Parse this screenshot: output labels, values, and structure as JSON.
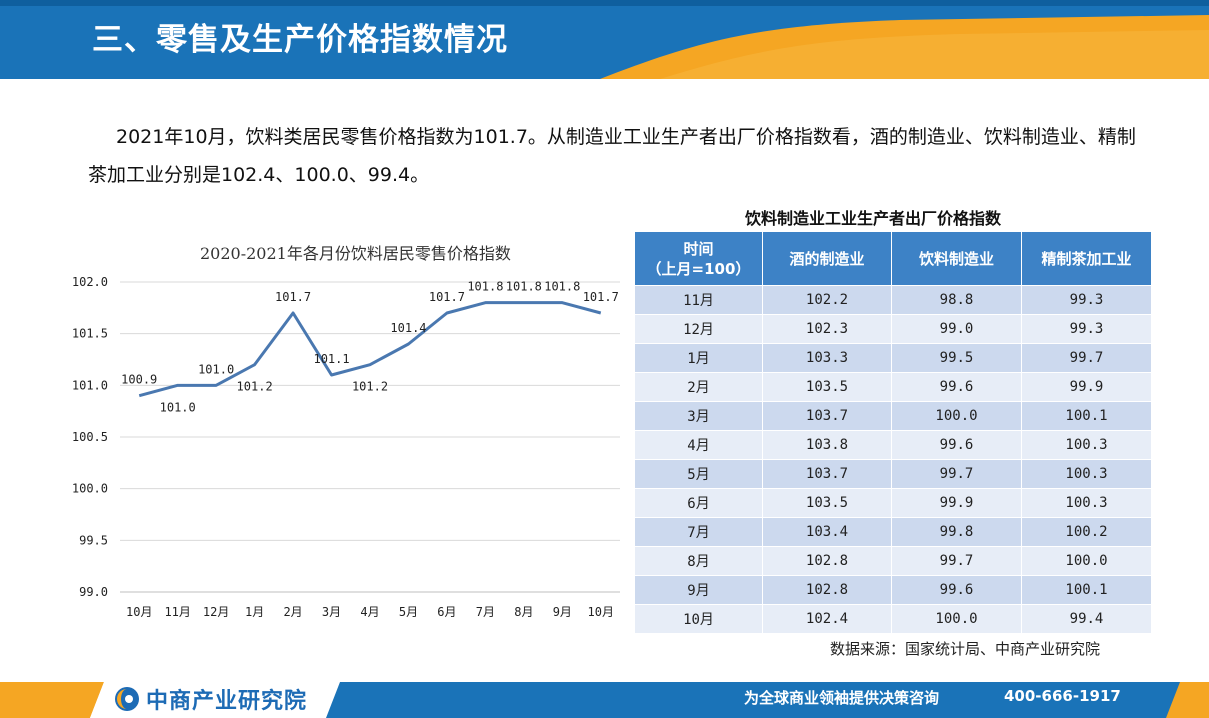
{
  "header": {
    "title": "三、零售及生产价格指数情况",
    "colors": {
      "primary": "#1a73b8",
      "accent": "#f5a623"
    }
  },
  "intro": {
    "text": "2021年10月，饮料类居民零售价格指数为101.7。从制造业工业生产者出厂价格指数看，酒的制造业、饮料制造业、精制茶加工业分别是102.4、100.0、99.4。"
  },
  "chart_data": {
    "type": "line",
    "title": "2020-2021年各月份饮料居民零售价格指数",
    "categories": [
      "10月",
      "11月",
      "12月",
      "1月",
      "2月",
      "3月",
      "4月",
      "5月",
      "6月",
      "7月",
      "8月",
      "9月",
      "10月"
    ],
    "series": [
      {
        "values": [
          100.9,
          101.0,
          101.0,
          101.2,
          101.7,
          101.1,
          101.2,
          101.4,
          101.7,
          101.8,
          101.8,
          101.8,
          101.7
        ]
      }
    ],
    "data_labels": [
      "100.9",
      "101.0",
      "101.0",
      "101.2",
      "101.7",
      "101.1",
      "101.2",
      "101.4",
      "101.7",
      "101.8",
      "101.8",
      "101.8",
      "101.7"
    ],
    "y_ticks": [
      "99.0",
      "99.5",
      "100.0",
      "100.5",
      "101.0",
      "101.5",
      "102.0"
    ],
    "ylim": [
      99.0,
      102.0
    ],
    "grid": true,
    "line_color": "#4a78b0"
  },
  "table": {
    "title": "饮料制造业工业生产者出厂价格指数",
    "header_line1": "时间",
    "header_line2": "（上月=100）",
    "columns": [
      "酒的制造业",
      "饮料制造业",
      "精制茶加工业"
    ],
    "rows": [
      {
        "month": "11月",
        "c1": "102.2",
        "c2": "98.8",
        "c3": "99.3"
      },
      {
        "month": "12月",
        "c1": "102.3",
        "c2": "99.0",
        "c3": "99.3"
      },
      {
        "month": "1月",
        "c1": "103.3",
        "c2": "99.5",
        "c3": "99.7"
      },
      {
        "month": "2月",
        "c1": "103.5",
        "c2": "99.6",
        "c3": "99.9"
      },
      {
        "month": "3月",
        "c1": "103.7",
        "c2": "100.0",
        "c3": "100.1"
      },
      {
        "month": "4月",
        "c1": "103.8",
        "c2": "99.6",
        "c3": "100.3"
      },
      {
        "month": "5月",
        "c1": "103.7",
        "c2": "99.7",
        "c3": "100.3"
      },
      {
        "month": "6月",
        "c1": "103.5",
        "c2": "99.9",
        "c3": "100.3"
      },
      {
        "month": "7月",
        "c1": "103.4",
        "c2": "99.8",
        "c3": "100.2"
      },
      {
        "month": "8月",
        "c1": "102.8",
        "c2": "99.7",
        "c3": "100.0"
      },
      {
        "month": "9月",
        "c1": "102.8",
        "c2": "99.6",
        "c3": "100.1"
      },
      {
        "month": "10月",
        "c1": "102.4",
        "c2": "100.0",
        "c3": "99.4"
      }
    ],
    "source": "数据来源：国家统计局、中商产业研究院"
  },
  "footer": {
    "logo_icon": "company-logo-icon",
    "logo_name": "中商产业研究院",
    "slogan": "为全球商业领袖提供决策咨询",
    "phone": "400-666-1917"
  }
}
• • • • •
■ What you will do ■
Repeat each entry exactly as given; no pictures belong in the copy.

■ Output of the task ■
Parse this screenshot: output labels, values, and structure as JSON.
{
  "header": {
    "title": "三、零售及生产价格指数情况",
    "colors": {
      "primary": "#1a73b8",
      "accent": "#f5a623"
    }
  },
  "intro": {
    "text": "2021年10月，饮料类居民零售价格指数为101.7。从制造业工业生产者出厂价格指数看，酒的制造业、饮料制造业、精制茶加工业分别是102.4、100.0、99.4。"
  },
  "chart_data": {
    "type": "line",
    "title": "2020-2021年各月份饮料居民零售价格指数",
    "categories": [
      "10月",
      "11月",
      "12月",
      "1月",
      "2月",
      "3月",
      "4月",
      "5月",
      "6月",
      "7月",
      "8月",
      "9月",
      "10月"
    ],
    "series": [
      {
        "values": [
          100.9,
          101.0,
          101.0,
          101.2,
          101.7,
          101.1,
          101.2,
          101.4,
          101.7,
          101.8,
          101.8,
          101.8,
          101.7
        ]
      }
    ],
    "data_labels": [
      "100.9",
      "101.0",
      "101.0",
      "101.2",
      "101.7",
      "101.1",
      "101.2",
      "101.4",
      "101.7",
      "101.8",
      "101.8",
      "101.8",
      "101.7"
    ],
    "y_ticks": [
      "99.0",
      "99.5",
      "100.0",
      "100.5",
      "101.0",
      "101.5",
      "102.0"
    ],
    "ylim": [
      99.0,
      102.0
    ],
    "grid": true,
    "line_color": "#4a78b0"
  },
  "table": {
    "title": "饮料制造业工业生产者出厂价格指数",
    "header_line1": "时间",
    "header_line2": "（上月=100）",
    "columns": [
      "酒的制造业",
      "饮料制造业",
      "精制茶加工业"
    ],
    "rows": [
      {
        "month": "11月",
        "c1": "102.2",
        "c2": "98.8",
        "c3": "99.3"
      },
      {
        "month": "12月",
        "c1": "102.3",
        "c2": "99.0",
        "c3": "99.3"
      },
      {
        "month": "1月",
        "c1": "103.3",
        "c2": "99.5",
        "c3": "99.7"
      },
      {
        "month": "2月",
        "c1": "103.5",
        "c2": "99.6",
        "c3": "99.9"
      },
      {
        "month": "3月",
        "c1": "103.7",
        "c2": "100.0",
        "c3": "100.1"
      },
      {
        "month": "4月",
        "c1": "103.8",
        "c2": "99.6",
        "c3": "100.3"
      },
      {
        "month": "5月",
        "c1": "103.7",
        "c2": "99.7",
        "c3": "100.3"
      },
      {
        "month": "6月",
        "c1": "103.5",
        "c2": "99.9",
        "c3": "100.3"
      },
      {
        "month": "7月",
        "c1": "103.4",
        "c2": "99.8",
        "c3": "100.2"
      },
      {
        "month": "8月",
        "c1": "102.8",
        "c2": "99.7",
        "c3": "100.0"
      },
      {
        "month": "9月",
        "c1": "102.8",
        "c2": "99.6",
        "c3": "100.1"
      },
      {
        "month": "10月",
        "c1": "102.4",
        "c2": "100.0",
        "c3": "99.4"
      }
    ],
    "source": "数据来源：国家统计局、中商产业研究院"
  },
  "footer": {
    "logo_icon": "company-logo-icon",
    "logo_name": "中商产业研究院",
    "slogan": "为全球商业领袖提供决策咨询",
    "phone": "400-666-1917"
  }
}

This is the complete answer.